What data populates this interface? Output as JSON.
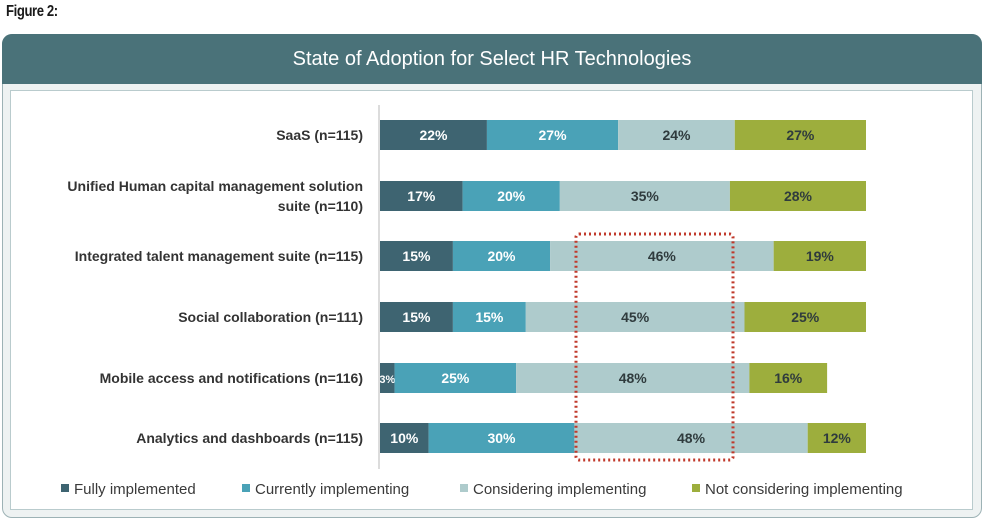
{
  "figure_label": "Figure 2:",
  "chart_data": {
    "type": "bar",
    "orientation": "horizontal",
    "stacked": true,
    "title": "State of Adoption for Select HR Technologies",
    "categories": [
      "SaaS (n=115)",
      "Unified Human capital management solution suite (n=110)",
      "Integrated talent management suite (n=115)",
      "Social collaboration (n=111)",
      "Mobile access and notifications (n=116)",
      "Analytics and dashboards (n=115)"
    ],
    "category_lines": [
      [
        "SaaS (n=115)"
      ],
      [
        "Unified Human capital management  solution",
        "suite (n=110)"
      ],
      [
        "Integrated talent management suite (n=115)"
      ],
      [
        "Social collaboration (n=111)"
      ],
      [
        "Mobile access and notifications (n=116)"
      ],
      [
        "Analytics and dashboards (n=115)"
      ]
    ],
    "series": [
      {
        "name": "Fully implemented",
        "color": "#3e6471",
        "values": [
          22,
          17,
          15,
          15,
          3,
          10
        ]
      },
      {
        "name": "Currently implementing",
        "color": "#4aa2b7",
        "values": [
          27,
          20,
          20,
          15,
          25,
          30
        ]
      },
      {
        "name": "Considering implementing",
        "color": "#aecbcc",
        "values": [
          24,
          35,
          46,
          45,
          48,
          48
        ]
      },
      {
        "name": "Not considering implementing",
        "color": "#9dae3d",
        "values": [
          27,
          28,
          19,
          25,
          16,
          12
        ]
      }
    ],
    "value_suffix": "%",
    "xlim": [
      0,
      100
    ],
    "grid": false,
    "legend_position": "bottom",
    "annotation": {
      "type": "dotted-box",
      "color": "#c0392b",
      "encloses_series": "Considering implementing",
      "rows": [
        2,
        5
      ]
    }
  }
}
--
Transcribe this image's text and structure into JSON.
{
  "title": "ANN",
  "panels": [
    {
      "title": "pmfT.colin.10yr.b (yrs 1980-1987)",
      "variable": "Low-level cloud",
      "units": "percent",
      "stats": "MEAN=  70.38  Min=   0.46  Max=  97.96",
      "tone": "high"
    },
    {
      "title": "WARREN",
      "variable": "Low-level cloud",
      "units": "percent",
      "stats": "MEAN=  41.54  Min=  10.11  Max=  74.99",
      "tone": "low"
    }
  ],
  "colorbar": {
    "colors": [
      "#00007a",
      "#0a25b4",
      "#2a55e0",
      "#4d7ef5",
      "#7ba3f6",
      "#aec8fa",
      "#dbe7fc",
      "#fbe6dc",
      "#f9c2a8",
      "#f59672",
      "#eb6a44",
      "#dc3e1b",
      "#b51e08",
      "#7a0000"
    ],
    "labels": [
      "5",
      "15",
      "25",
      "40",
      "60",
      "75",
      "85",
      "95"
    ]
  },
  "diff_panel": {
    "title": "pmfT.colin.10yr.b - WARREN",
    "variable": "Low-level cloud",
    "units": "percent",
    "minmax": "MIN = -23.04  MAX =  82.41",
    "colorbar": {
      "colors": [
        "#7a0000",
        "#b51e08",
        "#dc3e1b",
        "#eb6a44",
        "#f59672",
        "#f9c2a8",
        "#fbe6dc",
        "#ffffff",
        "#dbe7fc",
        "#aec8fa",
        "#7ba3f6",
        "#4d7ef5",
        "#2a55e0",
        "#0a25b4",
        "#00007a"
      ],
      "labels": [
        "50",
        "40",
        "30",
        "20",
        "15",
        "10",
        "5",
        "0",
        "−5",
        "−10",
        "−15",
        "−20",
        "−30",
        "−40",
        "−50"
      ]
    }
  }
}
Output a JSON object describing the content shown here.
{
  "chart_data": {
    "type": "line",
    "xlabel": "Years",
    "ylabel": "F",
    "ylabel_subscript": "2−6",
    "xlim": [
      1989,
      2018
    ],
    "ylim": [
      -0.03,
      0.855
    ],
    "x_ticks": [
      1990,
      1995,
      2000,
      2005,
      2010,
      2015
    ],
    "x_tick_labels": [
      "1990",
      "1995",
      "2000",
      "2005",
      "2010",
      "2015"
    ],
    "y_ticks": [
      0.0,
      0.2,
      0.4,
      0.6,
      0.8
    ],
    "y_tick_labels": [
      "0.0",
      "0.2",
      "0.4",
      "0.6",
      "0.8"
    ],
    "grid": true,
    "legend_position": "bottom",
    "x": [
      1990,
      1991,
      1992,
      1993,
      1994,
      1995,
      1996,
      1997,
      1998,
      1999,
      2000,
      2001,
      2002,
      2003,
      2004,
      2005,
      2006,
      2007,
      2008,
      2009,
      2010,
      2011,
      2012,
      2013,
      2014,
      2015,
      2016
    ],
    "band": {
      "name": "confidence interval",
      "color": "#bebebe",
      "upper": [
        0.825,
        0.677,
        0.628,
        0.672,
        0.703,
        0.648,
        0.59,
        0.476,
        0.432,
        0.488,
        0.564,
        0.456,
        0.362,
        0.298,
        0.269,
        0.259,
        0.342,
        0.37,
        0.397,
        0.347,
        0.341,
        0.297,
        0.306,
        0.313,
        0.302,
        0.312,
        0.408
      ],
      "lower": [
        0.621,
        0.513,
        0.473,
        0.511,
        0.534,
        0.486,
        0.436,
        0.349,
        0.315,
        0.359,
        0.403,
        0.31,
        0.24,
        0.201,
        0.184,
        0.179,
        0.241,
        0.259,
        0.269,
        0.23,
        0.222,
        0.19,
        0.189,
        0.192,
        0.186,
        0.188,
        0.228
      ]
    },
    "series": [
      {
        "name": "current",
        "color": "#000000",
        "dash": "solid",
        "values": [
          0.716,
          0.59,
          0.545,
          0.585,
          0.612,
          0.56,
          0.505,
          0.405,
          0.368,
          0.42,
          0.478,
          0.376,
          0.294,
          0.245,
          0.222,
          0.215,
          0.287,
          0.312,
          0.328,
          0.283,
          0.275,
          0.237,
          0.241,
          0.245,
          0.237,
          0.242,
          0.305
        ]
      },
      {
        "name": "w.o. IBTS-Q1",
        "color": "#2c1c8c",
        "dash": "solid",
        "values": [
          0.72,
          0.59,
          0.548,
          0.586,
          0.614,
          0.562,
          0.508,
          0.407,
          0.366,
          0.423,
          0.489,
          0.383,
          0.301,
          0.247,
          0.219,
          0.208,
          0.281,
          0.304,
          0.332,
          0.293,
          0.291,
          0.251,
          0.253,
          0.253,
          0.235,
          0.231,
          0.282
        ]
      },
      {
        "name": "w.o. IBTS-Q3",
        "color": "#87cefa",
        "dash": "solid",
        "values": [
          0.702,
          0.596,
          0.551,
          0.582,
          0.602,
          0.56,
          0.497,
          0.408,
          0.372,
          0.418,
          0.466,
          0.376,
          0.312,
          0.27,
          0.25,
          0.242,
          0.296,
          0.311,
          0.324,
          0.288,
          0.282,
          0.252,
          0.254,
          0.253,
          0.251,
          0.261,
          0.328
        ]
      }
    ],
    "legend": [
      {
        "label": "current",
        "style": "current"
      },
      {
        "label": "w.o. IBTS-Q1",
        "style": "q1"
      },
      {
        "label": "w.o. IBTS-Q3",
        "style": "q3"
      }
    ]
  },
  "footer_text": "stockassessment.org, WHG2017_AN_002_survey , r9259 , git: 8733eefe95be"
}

| DIRECTION |
Pick out lines containing the word "Mobile", each one as written.

| EXERCISE SOLUTION |
      "Mobile access and notifications (n=116)",
        "Mobile access and notifications (n=116)"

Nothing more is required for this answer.